**Raw data**
+++

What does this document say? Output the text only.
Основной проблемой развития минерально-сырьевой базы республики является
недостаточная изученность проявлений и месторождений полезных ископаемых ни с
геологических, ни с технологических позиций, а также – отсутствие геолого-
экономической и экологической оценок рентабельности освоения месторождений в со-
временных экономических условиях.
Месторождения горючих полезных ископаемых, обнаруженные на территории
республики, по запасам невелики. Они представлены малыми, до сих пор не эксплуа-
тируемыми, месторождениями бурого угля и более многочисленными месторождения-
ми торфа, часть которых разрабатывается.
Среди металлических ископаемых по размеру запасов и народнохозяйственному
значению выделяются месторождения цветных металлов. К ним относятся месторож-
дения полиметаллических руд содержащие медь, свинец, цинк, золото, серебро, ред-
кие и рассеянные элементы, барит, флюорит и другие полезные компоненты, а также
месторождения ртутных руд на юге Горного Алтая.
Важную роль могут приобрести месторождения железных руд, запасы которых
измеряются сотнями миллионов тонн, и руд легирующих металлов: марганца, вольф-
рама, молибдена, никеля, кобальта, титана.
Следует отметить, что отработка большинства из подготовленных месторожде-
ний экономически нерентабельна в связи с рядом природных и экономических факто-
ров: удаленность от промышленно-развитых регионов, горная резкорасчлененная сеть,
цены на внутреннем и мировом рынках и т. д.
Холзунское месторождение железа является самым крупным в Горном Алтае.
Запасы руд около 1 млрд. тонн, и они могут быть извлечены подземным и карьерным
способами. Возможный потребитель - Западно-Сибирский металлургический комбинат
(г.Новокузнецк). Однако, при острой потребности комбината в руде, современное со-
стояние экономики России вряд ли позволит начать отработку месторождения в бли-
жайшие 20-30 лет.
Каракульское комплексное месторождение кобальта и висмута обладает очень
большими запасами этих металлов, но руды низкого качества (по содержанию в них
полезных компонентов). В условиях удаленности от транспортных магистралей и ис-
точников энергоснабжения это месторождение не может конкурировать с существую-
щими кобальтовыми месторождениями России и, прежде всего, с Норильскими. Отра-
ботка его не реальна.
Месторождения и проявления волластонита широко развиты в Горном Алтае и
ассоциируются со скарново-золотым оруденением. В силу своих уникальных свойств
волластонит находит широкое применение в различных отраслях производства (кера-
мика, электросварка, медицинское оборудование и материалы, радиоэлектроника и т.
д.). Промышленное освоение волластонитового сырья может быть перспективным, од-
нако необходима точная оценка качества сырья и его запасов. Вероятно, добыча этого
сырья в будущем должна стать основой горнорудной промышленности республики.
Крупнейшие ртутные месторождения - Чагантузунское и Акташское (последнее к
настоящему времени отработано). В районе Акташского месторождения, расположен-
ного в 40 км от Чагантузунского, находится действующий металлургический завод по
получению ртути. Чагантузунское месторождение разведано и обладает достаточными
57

+++

Copy all the records above exactly, missing none.

**Solution to this task**
What does this document say? Output the text only.
Основной проблемой развития минерально-сырьевой базы республики является
недостаточная изученность проявлений и месторождений полезных ископаемых ни с
геологических, ни с технологических позиций, а также – отсутствие геолого-
экономической и экологической оценок рентабельности освоения месторождений в со-
временных экономических условиях.
Месторождения горючих полезных ископаемых, обнаруженные на территории
республики, по запасам невелики. Они представлены малыми, до сих пор не эксплуа-
тируемыми, месторождениями бурого угля и более многочисленными месторождения-
ми торфа, часть которых разрабатывается.
Среди металлических ископаемых по размеру запасов и народнохозяйственному
значению выделяются месторождения цветных металлов. К ним относятся месторож-
дения полиметаллических руд содержащие медь, свинец, цинк, золото, серебро, ред-
кие и рассеянные элементы, барит, флюорит и другие полезные компоненты, а также
месторождения ртутных руд на юге Горного Алтая.
Важную роль могут приобрести месторождения железных руд, запасы которых
измеряются сотнями миллионов тонн, и руд легирующих металлов: марганца, вольф-
рама, молибдена, никеля, кобальта, титана.
Следует отметить, что отработка большинства из подготовленных месторожде-
ний экономически нерентабельна в связи с рядом природных и экономических факто-
ров: удаленность от промышленно-развитых регионов, горная резкорасчлененная сеть,
цены на внутреннем и мировом рынках и т. д.
Холзунское месторождение железа является самым крупным в Горном Алтае.
Запасы руд около 1 млрд. тонн, и они могут быть извлечены подземным и карьерным
способами. Возможный потребитель - Западно-Сибирский металлургический комбинат
(г.Новокузнецк). Однако, при острой потребности комбината в руде, современное со-
стояние экономики России вряд ли позволит начать отработку месторождения в бли-
жайшие 20-30 лет.
Каракульское комплексное месторождение кобальта и висмута обладает очень
большими запасами этих металлов, но руды низкого качества (по содержанию в них
полезных компонентов). В условиях удаленности от транспортных магистралей и ис-
точников энергоснабжения это месторождение не может конкурировать с существую-
щими кобальтовыми месторождениями России и, прежде всего, с Норильскими. Отра-
ботка его не реальна.
Месторождения и проявления волластонита широко развиты в Горном Алтае и
ассоциируются со скарново-золотым оруденением. В силу своих уникальных свойств
волластонит находит широкое применение в различных отраслях производства (кера-
мика, электросварка, медицинское оборудование и материалы, радиоэлектроника и т.
д.). Промышленное освоение волластонитового сырья может быть перспективным, од-
нако необходима точная оценка качества сырья и его запасов. Вероятно, добыча этого
сырья в будущем должна стать основой горнорудной промышленности республики.
Крупнейшие ртутные месторождения - Чагантузунское и Акташское (последнее к
настоящему времени отработано). В районе Акташского месторождения, расположен-
ного в 40 км от Чагантузунского, находится действующий металлургический завод по
получению ртути. Чагантузунское месторождение разведано и обладает достаточными
57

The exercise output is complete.